Aim of the exercise — In the lines below, how many hold the word "label"? Answer only with the number.

[Stored dataset items]
··········

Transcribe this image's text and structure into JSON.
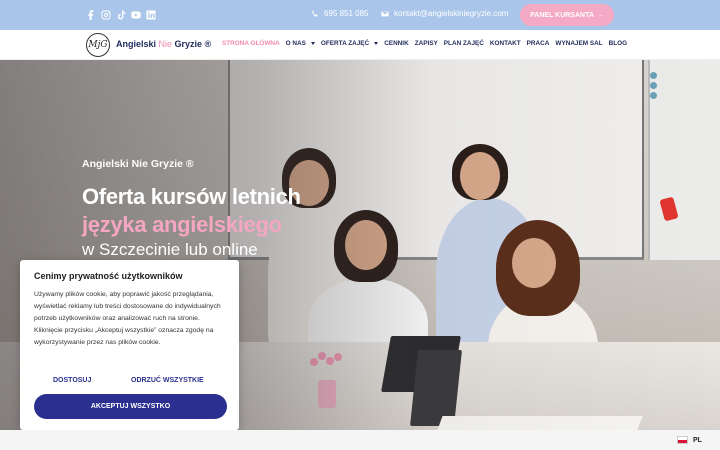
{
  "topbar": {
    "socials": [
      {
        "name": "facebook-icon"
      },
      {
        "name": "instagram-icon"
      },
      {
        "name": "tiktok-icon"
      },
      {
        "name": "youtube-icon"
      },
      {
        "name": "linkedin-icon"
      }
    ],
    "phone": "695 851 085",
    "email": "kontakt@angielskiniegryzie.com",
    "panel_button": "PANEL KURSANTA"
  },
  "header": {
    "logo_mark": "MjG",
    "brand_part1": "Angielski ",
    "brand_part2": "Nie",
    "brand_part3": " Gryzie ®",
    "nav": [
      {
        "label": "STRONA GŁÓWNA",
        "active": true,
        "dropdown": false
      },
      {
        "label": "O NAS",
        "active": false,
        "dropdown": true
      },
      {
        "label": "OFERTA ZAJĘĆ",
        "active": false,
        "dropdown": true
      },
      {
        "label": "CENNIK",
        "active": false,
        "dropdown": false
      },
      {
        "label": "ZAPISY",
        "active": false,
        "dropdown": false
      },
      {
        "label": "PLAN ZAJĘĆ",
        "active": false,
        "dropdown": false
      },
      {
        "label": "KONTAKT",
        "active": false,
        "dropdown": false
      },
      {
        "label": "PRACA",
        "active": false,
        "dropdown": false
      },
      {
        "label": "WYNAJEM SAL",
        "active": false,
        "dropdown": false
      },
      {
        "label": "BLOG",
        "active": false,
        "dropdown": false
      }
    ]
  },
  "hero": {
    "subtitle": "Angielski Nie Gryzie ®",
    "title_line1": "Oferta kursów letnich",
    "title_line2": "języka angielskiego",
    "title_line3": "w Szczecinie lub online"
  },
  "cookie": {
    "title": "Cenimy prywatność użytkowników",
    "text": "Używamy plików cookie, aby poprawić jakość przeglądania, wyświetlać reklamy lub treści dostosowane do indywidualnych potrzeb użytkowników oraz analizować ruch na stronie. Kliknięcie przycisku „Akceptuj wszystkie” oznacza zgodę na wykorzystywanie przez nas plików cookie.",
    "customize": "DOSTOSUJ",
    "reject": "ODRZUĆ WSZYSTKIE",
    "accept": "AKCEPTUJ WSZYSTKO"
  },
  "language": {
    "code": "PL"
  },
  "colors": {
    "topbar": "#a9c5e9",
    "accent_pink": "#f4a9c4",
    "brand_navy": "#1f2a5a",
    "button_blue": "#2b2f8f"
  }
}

··········

Completed task — 10